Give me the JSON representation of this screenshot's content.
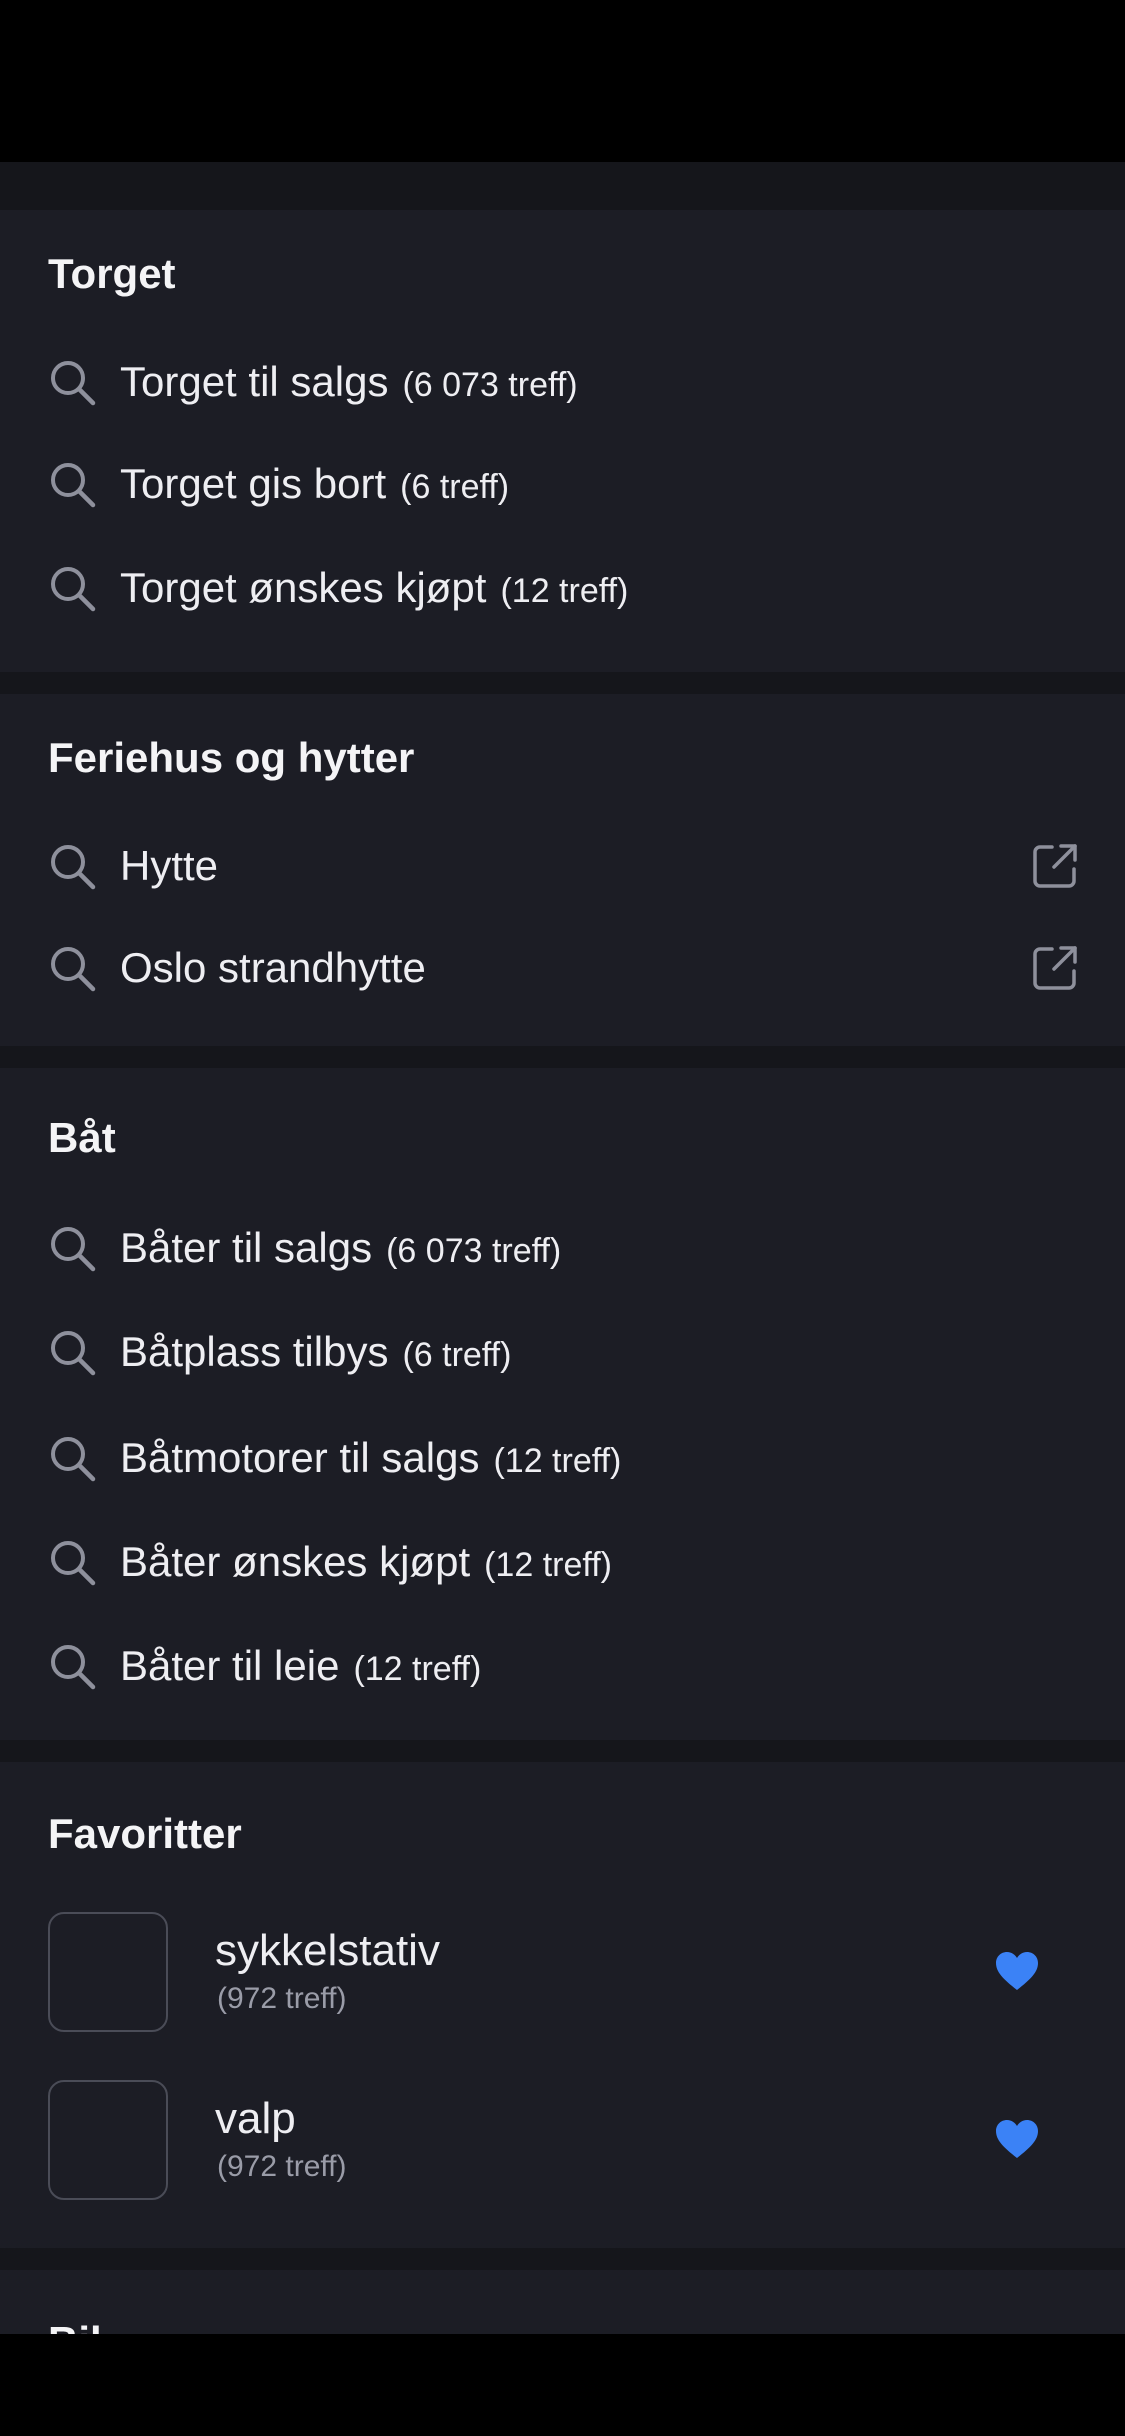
{
  "sections": {
    "torget": {
      "title": "Torget",
      "items": [
        {
          "label": "Torget til salgs",
          "count": "(6 073 treff)"
        },
        {
          "label": "Torget gis bort",
          "count": "(6 treff)"
        },
        {
          "label": "Torget ønskes kjøpt",
          "count": "(12 treff)"
        }
      ]
    },
    "feriehus": {
      "title": "Feriehus og hytter",
      "items": [
        {
          "label": "Hytte"
        },
        {
          "label": "Oslo strandhytte"
        }
      ]
    },
    "bat": {
      "title": "Båt",
      "items": [
        {
          "label": "Båter til salgs",
          "count": "(6 073 treff)"
        },
        {
          "label": "Båtplass tilbys",
          "count": "(6 treff)"
        },
        {
          "label": "Båtmotorer til salgs",
          "count": "(12 treff)"
        },
        {
          "label": "Båter ønskes kjøpt",
          "count": "(12 treff)"
        },
        {
          "label": "Båter til leie",
          "count": "(12 treff)"
        }
      ]
    },
    "favoritter": {
      "title": "Favoritter",
      "items": [
        {
          "title": "sykkelstativ",
          "count": "(972 treff)"
        },
        {
          "title": "valp",
          "count": "(972 treff)"
        }
      ]
    },
    "bil": {
      "title": "Bil"
    }
  },
  "colors": {
    "background": "#15161b",
    "card": "#1c1d25",
    "heart": "#3b82f6",
    "icon": "#8e909c"
  },
  "icons": {
    "search": "search-icon",
    "external": "external-link-icon",
    "favorite": "heart-icon"
  }
}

**What the task asks**
Using the records above, retype everything exactly except the pictures.

**Reply**
Give me the JSON representation of this screenshot's content.
{
  "sections": {
    "torget": {
      "title": "Torget",
      "items": [
        {
          "label": "Torget til salgs",
          "count": "(6 073 treff)"
        },
        {
          "label": "Torget gis bort",
          "count": "(6 treff)"
        },
        {
          "label": "Torget ønskes kjøpt",
          "count": "(12 treff)"
        }
      ]
    },
    "feriehus": {
      "title": "Feriehus og hytter",
      "items": [
        {
          "label": "Hytte"
        },
        {
          "label": "Oslo strandhytte"
        }
      ]
    },
    "bat": {
      "title": "Båt",
      "items": [
        {
          "label": "Båter til salgs",
          "count": "(6 073 treff)"
        },
        {
          "label": "Båtplass tilbys",
          "count": "(6 treff)"
        },
        {
          "label": "Båtmotorer til salgs",
          "count": "(12 treff)"
        },
        {
          "label": "Båter ønskes kjøpt",
          "count": "(12 treff)"
        },
        {
          "label": "Båter til leie",
          "count": "(12 treff)"
        }
      ]
    },
    "favoritter": {
      "title": "Favoritter",
      "items": [
        {
          "title": "sykkelstativ",
          "count": "(972 treff)"
        },
        {
          "title": "valp",
          "count": "(972 treff)"
        }
      ]
    },
    "bil": {
      "title": "Bil"
    }
  },
  "colors": {
    "background": "#15161b",
    "card": "#1c1d25",
    "heart": "#3b82f6",
    "icon": "#8e909c"
  },
  "icons": {
    "search": "search-icon",
    "external": "external-link-icon",
    "favorite": "heart-icon"
  }
}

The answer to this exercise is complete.